## Supplied data
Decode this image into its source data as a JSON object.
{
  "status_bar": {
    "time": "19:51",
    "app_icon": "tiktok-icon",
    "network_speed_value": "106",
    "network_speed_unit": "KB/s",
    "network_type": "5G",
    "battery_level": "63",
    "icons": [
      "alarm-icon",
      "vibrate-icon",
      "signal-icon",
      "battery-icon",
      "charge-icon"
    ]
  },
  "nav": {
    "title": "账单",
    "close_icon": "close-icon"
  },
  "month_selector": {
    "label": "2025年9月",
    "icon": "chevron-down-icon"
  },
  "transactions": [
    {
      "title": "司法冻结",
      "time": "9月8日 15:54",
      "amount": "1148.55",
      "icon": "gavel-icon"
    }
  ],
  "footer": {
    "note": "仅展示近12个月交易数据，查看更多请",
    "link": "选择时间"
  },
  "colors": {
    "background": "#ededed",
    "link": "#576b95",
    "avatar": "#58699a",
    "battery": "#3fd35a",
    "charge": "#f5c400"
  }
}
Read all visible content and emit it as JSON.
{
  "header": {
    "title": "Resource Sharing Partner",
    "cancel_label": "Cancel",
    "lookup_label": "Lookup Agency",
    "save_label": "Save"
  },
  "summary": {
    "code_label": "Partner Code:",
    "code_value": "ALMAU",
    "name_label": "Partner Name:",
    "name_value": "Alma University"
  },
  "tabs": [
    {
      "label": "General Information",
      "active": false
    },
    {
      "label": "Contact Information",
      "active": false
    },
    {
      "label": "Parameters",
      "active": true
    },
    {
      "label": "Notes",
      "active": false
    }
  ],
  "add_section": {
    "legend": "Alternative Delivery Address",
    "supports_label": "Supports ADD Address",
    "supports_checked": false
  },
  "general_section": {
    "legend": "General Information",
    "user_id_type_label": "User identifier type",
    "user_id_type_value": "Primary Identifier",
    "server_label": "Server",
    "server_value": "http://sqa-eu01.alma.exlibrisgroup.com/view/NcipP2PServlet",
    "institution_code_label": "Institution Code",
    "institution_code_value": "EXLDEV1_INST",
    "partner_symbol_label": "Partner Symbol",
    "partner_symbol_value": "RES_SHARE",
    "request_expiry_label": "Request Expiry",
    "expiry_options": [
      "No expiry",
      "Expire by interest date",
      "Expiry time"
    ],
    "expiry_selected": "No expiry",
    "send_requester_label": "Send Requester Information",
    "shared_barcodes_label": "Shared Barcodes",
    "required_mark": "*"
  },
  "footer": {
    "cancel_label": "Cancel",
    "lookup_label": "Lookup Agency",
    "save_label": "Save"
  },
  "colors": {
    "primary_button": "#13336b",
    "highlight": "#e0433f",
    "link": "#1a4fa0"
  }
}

## Written task
Send back every record, precisely as written.

## Response below
Decode this image into its source data as a JSON object.
{
  "status_bar": {
    "time": "19:51",
    "app_icon": "tiktok-icon",
    "network_speed_value": "106",
    "network_speed_unit": "KB/s",
    "network_type": "5G",
    "battery_level": "63",
    "icons": [
      "alarm-icon",
      "vibrate-icon",
      "signal-icon",
      "battery-icon",
      "charge-icon"
    ]
  },
  "nav": {
    "title": "账单",
    "close_icon": "close-icon"
  },
  "month_selector": {
    "label": "2025年9月",
    "icon": "chevron-down-icon"
  },
  "transactions": [
    {
      "title": "司法冻结",
      "time": "9月8日 15:54",
      "amount": "1148.55",
      "icon": "gavel-icon"
    }
  ],
  "footer": {
    "note": "仅展示近12个月交易数据，查看更多请",
    "link": "选择时间"
  },
  "colors": {
    "background": "#ededed",
    "link": "#576b95",
    "avatar": "#58699a",
    "battery": "#3fd35a",
    "charge": "#f5c400"
  }
}
Read all visible content and emit it as JSON.
{
  "header": {
    "title": "Resource Sharing Partner",
    "cancel_label": "Cancel",
    "lookup_label": "Lookup Agency",
    "save_label": "Save"
  },
  "summary": {
    "code_label": "Partner Code:",
    "code_value": "ALMAU",
    "name_label": "Partner Name:",
    "name_value": "Alma University"
  },
  "tabs": [
    {
      "label": "General Information",
      "active": false
    },
    {
      "label": "Contact Information",
      "active": false
    },
    {
      "label": "Parameters",
      "active": true
    },
    {
      "label": "Notes",
      "active": false
    }
  ],
  "add_section": {
    "legend": "Alternative Delivery Address",
    "supports_label": "Supports ADD Address",
    "supports_checked": false
  },
  "general_section": {
    "legend": "General Information",
    "user_id_type_label": "User identifier type",
    "user_id_type_value": "Primary Identifier",
    "server_label": "Server",
    "server_value": "http://sqa-eu01.alma.exlibrisgroup.com/view/NcipP2PServlet",
    "institution_code_label": "Institution Code",
    "institution_code_value": "EXLDEV1_INST",
    "partner_symbol_label": "Partner Symbol",
    "partner_symbol_value": "RES_SHARE",
    "request_expiry_label": "Request Expiry",
    "expiry_options": [
      "No expiry",
      "Expire by interest date",
      "Expiry time"
    ],
    "expiry_selected": "No expiry",
    "send_requester_label": "Send Requester Information",
    "shared_barcodes_label": "Shared Barcodes",
    "required_mark": "*"
  },
  "footer": {
    "cancel_label": "Cancel",
    "lookup_label": "Lookup Agency",
    "save_label": "Save"
  },
  "colors": {
    "primary_button": "#13336b",
    "highlight": "#e0433f",
    "link": "#1a4fa0"
  }
}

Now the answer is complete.